### Problem requirements
Copy all lines below containing "对钢管选用的要求".

### Exercise material
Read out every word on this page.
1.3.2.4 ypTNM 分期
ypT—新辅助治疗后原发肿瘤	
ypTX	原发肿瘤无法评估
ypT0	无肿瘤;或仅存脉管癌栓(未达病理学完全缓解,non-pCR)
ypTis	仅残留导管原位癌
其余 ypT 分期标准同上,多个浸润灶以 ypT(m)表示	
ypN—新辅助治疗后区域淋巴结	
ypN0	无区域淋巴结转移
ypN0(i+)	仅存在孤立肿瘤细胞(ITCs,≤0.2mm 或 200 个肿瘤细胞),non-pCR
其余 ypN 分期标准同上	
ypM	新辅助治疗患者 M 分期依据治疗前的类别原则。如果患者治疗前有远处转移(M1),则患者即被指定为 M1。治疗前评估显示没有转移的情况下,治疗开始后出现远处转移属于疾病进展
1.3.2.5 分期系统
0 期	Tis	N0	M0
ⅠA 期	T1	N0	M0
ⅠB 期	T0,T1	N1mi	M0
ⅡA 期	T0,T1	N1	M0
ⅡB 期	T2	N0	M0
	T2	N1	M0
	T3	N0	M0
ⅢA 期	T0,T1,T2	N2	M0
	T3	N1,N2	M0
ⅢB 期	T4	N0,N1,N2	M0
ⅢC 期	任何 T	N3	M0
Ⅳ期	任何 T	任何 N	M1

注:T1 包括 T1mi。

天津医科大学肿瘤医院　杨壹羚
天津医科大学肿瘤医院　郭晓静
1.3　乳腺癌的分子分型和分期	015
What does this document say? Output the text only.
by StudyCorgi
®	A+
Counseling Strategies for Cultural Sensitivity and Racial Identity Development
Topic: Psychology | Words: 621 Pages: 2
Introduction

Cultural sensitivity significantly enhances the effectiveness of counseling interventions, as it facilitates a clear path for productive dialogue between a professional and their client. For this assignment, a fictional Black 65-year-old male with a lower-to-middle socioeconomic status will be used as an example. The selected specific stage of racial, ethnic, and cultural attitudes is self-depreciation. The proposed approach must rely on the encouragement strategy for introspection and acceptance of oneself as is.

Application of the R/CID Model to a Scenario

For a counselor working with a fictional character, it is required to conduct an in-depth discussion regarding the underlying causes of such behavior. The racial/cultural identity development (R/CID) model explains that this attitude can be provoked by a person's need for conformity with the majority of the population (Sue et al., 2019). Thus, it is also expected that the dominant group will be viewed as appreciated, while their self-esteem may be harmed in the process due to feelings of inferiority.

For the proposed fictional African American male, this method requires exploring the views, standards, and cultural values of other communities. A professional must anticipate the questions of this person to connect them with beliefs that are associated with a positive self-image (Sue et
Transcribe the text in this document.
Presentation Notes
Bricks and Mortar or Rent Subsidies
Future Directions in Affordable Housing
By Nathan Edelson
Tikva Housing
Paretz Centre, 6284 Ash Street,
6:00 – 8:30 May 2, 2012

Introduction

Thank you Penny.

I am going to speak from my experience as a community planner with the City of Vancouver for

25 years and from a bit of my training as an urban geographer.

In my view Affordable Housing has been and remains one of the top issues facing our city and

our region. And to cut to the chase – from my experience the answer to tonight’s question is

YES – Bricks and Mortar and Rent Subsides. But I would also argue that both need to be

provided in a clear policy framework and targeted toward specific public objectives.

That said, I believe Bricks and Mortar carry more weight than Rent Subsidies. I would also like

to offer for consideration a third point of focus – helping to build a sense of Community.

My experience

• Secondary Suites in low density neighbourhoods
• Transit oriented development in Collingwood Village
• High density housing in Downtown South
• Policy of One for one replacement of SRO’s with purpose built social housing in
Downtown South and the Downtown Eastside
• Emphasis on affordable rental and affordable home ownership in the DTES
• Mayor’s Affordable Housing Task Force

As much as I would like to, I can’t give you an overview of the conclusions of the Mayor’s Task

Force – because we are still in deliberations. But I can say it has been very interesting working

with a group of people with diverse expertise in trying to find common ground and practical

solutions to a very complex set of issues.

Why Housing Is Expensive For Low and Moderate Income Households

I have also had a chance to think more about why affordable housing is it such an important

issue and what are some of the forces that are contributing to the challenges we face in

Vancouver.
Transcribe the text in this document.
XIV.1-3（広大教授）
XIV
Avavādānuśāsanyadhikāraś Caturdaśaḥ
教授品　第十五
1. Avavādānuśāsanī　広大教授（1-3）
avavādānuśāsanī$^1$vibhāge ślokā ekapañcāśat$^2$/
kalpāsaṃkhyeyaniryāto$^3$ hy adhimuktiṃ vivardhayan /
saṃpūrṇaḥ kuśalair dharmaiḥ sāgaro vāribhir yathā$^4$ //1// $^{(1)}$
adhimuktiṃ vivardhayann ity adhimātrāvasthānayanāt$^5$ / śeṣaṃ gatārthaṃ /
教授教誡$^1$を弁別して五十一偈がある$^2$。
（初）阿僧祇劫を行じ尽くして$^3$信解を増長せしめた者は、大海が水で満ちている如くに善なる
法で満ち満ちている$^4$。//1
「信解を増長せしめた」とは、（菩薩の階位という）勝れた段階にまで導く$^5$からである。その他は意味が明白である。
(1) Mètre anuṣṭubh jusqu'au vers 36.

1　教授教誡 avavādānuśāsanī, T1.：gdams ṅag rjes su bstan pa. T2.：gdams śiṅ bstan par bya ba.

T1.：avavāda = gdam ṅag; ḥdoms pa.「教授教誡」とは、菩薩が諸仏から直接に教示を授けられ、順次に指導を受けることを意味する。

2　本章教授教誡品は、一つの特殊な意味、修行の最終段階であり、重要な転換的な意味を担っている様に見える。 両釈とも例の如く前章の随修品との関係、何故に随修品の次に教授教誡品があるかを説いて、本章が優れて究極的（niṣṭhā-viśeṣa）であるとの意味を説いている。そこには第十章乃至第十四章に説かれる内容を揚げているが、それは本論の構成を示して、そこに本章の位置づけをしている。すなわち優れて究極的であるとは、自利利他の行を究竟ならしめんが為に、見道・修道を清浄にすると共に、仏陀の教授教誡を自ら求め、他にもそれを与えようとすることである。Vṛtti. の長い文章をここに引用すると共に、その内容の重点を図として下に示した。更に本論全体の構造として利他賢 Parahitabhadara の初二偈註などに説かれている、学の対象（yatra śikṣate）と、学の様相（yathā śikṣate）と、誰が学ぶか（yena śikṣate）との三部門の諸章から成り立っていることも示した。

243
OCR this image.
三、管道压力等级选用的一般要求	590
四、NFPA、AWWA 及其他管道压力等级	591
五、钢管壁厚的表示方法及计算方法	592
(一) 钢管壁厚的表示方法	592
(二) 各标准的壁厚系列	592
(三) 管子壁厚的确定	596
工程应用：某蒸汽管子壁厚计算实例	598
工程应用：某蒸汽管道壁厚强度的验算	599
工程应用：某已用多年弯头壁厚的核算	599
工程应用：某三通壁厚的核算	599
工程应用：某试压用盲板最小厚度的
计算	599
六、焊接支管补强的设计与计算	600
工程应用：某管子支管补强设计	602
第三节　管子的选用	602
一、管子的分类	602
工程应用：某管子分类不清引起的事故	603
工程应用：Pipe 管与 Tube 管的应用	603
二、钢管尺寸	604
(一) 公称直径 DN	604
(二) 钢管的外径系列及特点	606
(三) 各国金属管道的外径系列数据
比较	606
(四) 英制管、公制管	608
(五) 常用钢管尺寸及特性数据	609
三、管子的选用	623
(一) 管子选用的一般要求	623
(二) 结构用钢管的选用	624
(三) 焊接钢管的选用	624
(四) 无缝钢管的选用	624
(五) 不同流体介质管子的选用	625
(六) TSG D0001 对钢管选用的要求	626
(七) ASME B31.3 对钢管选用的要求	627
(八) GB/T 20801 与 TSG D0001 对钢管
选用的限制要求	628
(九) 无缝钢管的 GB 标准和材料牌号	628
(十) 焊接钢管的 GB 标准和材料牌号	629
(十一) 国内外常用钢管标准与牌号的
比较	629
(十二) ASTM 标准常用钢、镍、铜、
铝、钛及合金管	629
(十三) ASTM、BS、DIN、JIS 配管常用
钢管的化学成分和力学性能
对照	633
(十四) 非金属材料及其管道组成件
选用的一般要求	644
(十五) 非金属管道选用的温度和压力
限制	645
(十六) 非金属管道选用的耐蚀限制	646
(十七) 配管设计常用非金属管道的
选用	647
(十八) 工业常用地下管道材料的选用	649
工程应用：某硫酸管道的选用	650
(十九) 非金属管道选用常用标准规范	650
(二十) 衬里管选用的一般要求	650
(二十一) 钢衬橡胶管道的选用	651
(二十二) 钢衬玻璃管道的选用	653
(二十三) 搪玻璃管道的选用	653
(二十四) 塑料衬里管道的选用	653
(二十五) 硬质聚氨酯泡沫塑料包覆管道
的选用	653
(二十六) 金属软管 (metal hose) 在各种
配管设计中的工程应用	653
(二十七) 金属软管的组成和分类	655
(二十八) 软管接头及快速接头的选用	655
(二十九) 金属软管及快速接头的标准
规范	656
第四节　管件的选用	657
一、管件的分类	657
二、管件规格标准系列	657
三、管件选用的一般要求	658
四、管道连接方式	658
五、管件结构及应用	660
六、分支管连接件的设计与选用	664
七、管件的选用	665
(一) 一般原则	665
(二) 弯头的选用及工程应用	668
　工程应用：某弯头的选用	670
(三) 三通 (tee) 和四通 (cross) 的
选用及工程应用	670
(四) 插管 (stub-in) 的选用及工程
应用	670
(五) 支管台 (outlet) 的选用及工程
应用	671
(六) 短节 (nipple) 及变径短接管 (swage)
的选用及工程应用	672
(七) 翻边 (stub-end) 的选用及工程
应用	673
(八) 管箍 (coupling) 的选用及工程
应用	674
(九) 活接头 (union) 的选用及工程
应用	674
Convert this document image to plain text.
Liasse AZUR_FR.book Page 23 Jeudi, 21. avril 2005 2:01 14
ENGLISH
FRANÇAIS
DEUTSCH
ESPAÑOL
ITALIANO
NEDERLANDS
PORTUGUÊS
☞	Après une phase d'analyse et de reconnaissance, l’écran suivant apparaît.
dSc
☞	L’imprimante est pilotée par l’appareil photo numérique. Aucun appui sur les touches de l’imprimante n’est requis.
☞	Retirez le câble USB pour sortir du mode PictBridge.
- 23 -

### Task answer
(六) TSG D0001 对钢管选用的要求	626
(七) ASME B31.3 对钢管选用的要求	627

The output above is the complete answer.